Supplied information:
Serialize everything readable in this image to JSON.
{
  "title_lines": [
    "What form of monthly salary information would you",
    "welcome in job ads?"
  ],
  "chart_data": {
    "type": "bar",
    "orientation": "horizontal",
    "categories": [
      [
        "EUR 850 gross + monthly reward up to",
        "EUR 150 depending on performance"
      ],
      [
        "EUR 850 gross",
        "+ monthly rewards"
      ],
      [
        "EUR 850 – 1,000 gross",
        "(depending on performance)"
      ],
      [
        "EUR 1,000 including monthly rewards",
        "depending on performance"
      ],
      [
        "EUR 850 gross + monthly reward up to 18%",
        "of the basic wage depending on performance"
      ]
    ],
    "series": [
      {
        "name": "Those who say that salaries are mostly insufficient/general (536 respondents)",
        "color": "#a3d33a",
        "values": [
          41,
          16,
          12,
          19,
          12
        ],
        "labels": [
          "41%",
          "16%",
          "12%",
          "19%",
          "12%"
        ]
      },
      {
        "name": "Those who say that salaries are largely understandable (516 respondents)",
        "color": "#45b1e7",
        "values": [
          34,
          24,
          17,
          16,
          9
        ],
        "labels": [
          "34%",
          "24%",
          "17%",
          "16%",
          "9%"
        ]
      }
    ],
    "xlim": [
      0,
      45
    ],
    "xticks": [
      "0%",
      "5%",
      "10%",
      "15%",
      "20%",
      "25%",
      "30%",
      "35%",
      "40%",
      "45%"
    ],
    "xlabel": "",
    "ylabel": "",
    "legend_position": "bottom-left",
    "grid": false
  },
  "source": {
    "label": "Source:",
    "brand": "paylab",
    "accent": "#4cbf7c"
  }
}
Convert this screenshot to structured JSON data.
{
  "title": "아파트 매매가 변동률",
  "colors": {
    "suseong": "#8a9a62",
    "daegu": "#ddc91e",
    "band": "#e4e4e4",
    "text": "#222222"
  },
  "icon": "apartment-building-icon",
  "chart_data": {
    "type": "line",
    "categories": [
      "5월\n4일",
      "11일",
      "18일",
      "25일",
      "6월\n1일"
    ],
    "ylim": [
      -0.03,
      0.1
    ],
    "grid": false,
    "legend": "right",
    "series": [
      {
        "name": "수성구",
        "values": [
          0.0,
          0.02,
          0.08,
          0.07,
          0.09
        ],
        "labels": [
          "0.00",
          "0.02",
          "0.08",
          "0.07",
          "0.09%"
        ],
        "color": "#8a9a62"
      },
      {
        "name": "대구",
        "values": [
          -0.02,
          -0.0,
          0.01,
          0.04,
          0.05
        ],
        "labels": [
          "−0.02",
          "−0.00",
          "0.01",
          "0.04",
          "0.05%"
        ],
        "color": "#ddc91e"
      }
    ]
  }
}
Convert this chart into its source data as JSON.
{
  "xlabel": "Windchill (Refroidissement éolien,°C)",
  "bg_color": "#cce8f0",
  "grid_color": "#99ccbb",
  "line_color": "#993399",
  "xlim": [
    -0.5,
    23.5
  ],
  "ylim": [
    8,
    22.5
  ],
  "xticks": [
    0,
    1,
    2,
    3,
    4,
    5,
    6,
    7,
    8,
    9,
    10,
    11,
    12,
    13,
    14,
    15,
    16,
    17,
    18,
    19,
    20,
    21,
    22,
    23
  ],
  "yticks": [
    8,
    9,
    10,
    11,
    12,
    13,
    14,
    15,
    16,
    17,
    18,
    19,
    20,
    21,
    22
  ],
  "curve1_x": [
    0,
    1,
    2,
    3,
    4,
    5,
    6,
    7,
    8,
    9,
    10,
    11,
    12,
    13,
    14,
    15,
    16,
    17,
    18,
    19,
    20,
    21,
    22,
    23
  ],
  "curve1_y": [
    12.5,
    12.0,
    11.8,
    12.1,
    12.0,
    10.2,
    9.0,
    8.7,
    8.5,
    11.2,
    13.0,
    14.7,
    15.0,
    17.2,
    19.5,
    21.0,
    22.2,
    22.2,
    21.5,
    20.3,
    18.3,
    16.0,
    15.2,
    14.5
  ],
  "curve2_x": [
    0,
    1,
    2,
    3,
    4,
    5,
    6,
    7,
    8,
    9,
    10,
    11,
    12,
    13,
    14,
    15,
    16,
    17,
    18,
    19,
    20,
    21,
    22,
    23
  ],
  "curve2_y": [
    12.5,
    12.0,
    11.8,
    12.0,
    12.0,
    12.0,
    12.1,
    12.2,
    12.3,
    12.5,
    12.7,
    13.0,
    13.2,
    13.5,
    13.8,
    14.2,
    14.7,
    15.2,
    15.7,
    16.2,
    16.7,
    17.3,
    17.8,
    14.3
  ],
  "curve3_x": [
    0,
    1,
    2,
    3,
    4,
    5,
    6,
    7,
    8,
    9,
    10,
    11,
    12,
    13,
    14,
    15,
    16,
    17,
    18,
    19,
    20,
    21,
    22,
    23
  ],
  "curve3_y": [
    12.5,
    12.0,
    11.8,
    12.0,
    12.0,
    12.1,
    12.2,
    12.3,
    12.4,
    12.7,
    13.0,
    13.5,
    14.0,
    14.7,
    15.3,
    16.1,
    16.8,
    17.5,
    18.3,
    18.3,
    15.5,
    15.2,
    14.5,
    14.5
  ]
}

What this task involves: Write out all the lines again, exactly as they are.

Solution:
Serialize everything readable in this image to JSON.
{
  "title_lines": [
    "What form of monthly salary information would you",
    "welcome in job ads?"
  ],
  "chart_data": {
    "type": "bar",
    "orientation": "horizontal",
    "categories": [
      [
        "EUR 850 gross + monthly reward up to",
        "EUR 150 depending on performance"
      ],
      [
        "EUR 850 gross",
        "+ monthly rewards"
      ],
      [
        "EUR 850 – 1,000 gross",
        "(depending on performance)"
      ],
      [
        "EUR 1,000 including monthly rewards",
        "depending on performance"
      ],
      [
        "EUR 850 gross + monthly reward up to 18%",
        "of the basic wage depending on performance"
      ]
    ],
    "series": [
      {
        "name": "Those who say that salaries are mostly insufficient/general (536 respondents)",
        "color": "#a3d33a",
        "values": [
          41,
          16,
          12,
          19,
          12
        ],
        "labels": [
          "41%",
          "16%",
          "12%",
          "19%",
          "12%"
        ]
      },
      {
        "name": "Those who say that salaries are largely understandable (516 respondents)",
        "color": "#45b1e7",
        "values": [
          34,
          24,
          17,
          16,
          9
        ],
        "labels": [
          "34%",
          "24%",
          "17%",
          "16%",
          "9%"
        ]
      }
    ],
    "xlim": [
      0,
      45
    ],
    "xticks": [
      "0%",
      "5%",
      "10%",
      "15%",
      "20%",
      "25%",
      "30%",
      "35%",
      "40%",
      "45%"
    ],
    "xlabel": "",
    "ylabel": "",
    "legend_position": "bottom-left",
    "grid": false
  },
  "source": {
    "label": "Source:",
    "brand": "paylab",
    "accent": "#4cbf7c"
  }
}
Convert this screenshot to structured JSON data.
{
  "title": "아파트 매매가 변동률",
  "colors": {
    "suseong": "#8a9a62",
    "daegu": "#ddc91e",
    "band": "#e4e4e4",
    "text": "#222222"
  },
  "icon": "apartment-building-icon",
  "chart_data": {
    "type": "line",
    "categories": [
      "5월\n4일",
      "11일",
      "18일",
      "25일",
      "6월\n1일"
    ],
    "ylim": [
      -0.03,
      0.1
    ],
    "grid": false,
    "legend": "right",
    "series": [
      {
        "name": "수성구",
        "values": [
          0.0,
          0.02,
          0.08,
          0.07,
          0.09
        ],
        "labels": [
          "0.00",
          "0.02",
          "0.08",
          "0.07",
          "0.09%"
        ],
        "color": "#8a9a62"
      },
      {
        "name": "대구",
        "values": [
          -0.02,
          -0.0,
          0.01,
          0.04,
          0.05
        ],
        "labels": [
          "−0.02",
          "−0.00",
          "0.01",
          "0.04",
          "0.05%"
        ],
        "color": "#ddc91e"
      }
    ]
  }
}
Convert this chart into its source data as JSON.
{
  "xlabel": "Windchill (Refroidissement éolien,°C)",
  "bg_color": "#cce8f0",
  "grid_color": "#99ccbb",
  "line_color": "#993399",
  "xlim": [
    -0.5,
    23.5
  ],
  "ylim": [
    8,
    22.5
  ],
  "xticks": [
    0,
    1,
    2,
    3,
    4,
    5,
    6,
    7,
    8,
    9,
    10,
    11,
    12,
    13,
    14,
    15,
    16,
    17,
    18,
    19,
    20,
    21,
    22,
    23
  ],
  "yticks": [
    8,
    9,
    10,
    11,
    12,
    13,
    14,
    15,
    16,
    17,
    18,
    19,
    20,
    21,
    22
  ],
  "curve1_x": [
    0,
    1,
    2,
    3,
    4,
    5,
    6,
    7,
    8,
    9,
    10,
    11,
    12,
    13,
    14,
    15,
    16,
    17,
    18,
    19,
    20,
    21,
    22,
    23
  ],
  "curve1_y": [
    12.5,
    12.0,
    11.8,
    12.1,
    12.0,
    10.2,
    9.0,
    8.7,
    8.5,
    11.2,
    13.0,
    14.7,
    15.0,
    17.2,
    19.5,
    21.0,
    22.2,
    22.2,
    21.5,
    20.3,
    18.3,
    16.0,
    15.2,
    14.5
  ],
  "curve2_x": [
    0,
    1,
    2,
    3,
    4,
    5,
    6,
    7,
    8,
    9,
    10,
    11,
    12,
    13,
    14,
    15,
    16,
    17,
    18,
    19,
    20,
    21,
    22,
    23
  ],
  "curve2_y": [
    12.5,
    12.0,
    11.8,
    12.0,
    12.0,
    12.0,
    12.1,
    12.2,
    12.3,
    12.5,
    12.7,
    13.0,
    13.2,
    13.5,
    13.8,
    14.2,
    14.7,
    15.2,
    15.7,
    16.2,
    16.7,
    17.3,
    17.8,
    14.3
  ],
  "curve3_x": [
    0,
    1,
    2,
    3,
    4,
    5,
    6,
    7,
    8,
    9,
    10,
    11,
    12,
    13,
    14,
    15,
    16,
    17,
    18,
    19,
    20,
    21,
    22,
    23
  ],
  "curve3_y": [
    12.5,
    12.0,
    11.8,
    12.0,
    12.0,
    12.1,
    12.2,
    12.3,
    12.4,
    12.7,
    13.0,
    13.5,
    14.0,
    14.7,
    15.3,
    16.1,
    16.8,
    17.5,
    18.3,
    18.3,
    15.5,
    15.2,
    14.5,
    14.5
  ]
}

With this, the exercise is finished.